• **What needs to be done**
Reproduce all of the data that follows, character for character.

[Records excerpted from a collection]

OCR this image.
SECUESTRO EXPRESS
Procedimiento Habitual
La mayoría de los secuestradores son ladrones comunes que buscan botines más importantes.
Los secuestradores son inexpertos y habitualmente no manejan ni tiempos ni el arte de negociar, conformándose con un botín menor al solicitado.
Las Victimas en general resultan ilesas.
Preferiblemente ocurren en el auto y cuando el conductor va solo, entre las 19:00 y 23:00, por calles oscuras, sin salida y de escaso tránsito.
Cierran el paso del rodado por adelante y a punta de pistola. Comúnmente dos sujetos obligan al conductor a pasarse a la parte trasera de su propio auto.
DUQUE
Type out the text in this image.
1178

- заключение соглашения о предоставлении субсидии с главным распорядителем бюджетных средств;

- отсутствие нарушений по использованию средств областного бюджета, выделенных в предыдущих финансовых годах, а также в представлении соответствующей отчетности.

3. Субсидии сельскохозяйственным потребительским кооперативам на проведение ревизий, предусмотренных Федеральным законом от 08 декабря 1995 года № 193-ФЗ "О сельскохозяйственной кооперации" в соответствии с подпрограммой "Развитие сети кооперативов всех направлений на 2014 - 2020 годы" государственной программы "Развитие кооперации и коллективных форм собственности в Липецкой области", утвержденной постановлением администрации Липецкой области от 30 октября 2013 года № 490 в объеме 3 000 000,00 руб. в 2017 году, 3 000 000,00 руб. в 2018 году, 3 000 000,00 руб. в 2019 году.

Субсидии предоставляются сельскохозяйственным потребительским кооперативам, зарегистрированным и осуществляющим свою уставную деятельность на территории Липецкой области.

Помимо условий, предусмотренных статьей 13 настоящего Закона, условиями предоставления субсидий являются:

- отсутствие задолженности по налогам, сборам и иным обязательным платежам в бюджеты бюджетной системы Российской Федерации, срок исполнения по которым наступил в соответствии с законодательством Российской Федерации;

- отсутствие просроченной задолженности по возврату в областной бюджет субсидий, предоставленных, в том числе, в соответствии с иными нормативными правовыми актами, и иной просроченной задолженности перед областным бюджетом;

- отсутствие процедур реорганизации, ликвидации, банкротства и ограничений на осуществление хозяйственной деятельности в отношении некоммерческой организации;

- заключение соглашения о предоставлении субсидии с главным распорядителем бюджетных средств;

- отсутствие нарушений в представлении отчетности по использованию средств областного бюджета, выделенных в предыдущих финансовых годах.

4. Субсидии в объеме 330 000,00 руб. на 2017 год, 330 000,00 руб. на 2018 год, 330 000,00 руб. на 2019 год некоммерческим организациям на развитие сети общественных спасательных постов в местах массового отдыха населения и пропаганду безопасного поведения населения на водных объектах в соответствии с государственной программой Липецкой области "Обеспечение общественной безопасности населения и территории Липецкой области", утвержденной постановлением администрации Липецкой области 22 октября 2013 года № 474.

• **Task result**
OCR this image.
SECUESTRO EXPRESS
Procedimiento Habitual
La mayoría de los secuestradores son ladrones comunes que buscan botines más importantes.
Los secuestradores son inexpertos y habitualmente no manejan ni tiempos ni el arte de negociar, conformándose con un botín menor al solicitado.
Las Victimas en general resultan ilesas.
Preferiblemente ocurren en el auto y cuando el conductor va solo, entre las 19:00 y 23:00, por calles oscuras, sin salida y de escaso tránsito.
Cierran el paso del rodado por adelante y a punta de pistola. Comúnmente dos sujetos obligan al conductor a pasarse a la parte trasera de su propio auto.
DUQUE
Type out the text in this image.
1178

- заключение соглашения о предоставлении субсидии с главным распорядителем бюджетных средств;

- отсутствие нарушений по использованию средств областного бюджета, выделенных в предыдущих финансовых годах, а также в представлении соответствующей отчетности.

3. Субсидии сельскохозяйственным потребительским кооперативам на проведение ревизий, предусмотренных Федеральным законом от 08 декабря 1995 года № 193-ФЗ "О сельскохозяйственной кооперации" в соответствии с подпрограммой "Развитие сети кооперативов всех направлений на 2014 - 2020 годы" государственной программы "Развитие кооперации и коллективных форм собственности в Липецкой области", утвержденной постановлением администрации Липецкой области от 30 октября 2013 года № 490 в объеме 3 000 000,00 руб. в 2017 году, 3 000 000,00 руб. в 2018 году, 3 000 000,00 руб. в 2019 году.

Субсидии предоставляются сельскохозяйственным потребительским кооперативам, зарегистрированным и осуществляющим свою уставную деятельность на территории Липецкой области.

Помимо условий, предусмотренных статьей 13 настоящего Закона, условиями предоставления субсидий являются:

- отсутствие задолженности по налогам, сборам и иным обязательным платежам в бюджеты бюджетной системы Российской Федерации, срок исполнения по которым наступил в соответствии с законодательством Российской Федерации;

- отсутствие просроченной задолженности по возврату в областной бюджет субсидий, предоставленных, в том числе, в соответствии с иными нормативными правовыми актами, и иной просроченной задолженности перед областным бюджетом;

- отсутствие процедур реорганизации, ликвидации, банкротства и ограничений на осуществление хозяйственной деятельности в отношении некоммерческой организации;

- заключение соглашения о предоставлении субсидии с главным распорядителем бюджетных средств;

- отсутствие нарушений в представлении отчетности по использованию средств областного бюджета, выделенных в предыдущих финансовых годах.

4. Субсидии в объеме 330 000,00 руб. на 2017 год, 330 000,00 руб. на 2018 год, 330 000,00 руб. на 2019 год некоммерческим организациям на развитие сети общественных спасательных постов в местах массового отдыха населения и пропаганду безопасного поведения населения на водных объектах в соответствии с государственной программой Липецкой области "Обеспечение общественной безопасности населения и территории Липецкой области", утвержденной постановлением администрации Липецкой области 22 октября 2013 года № 474.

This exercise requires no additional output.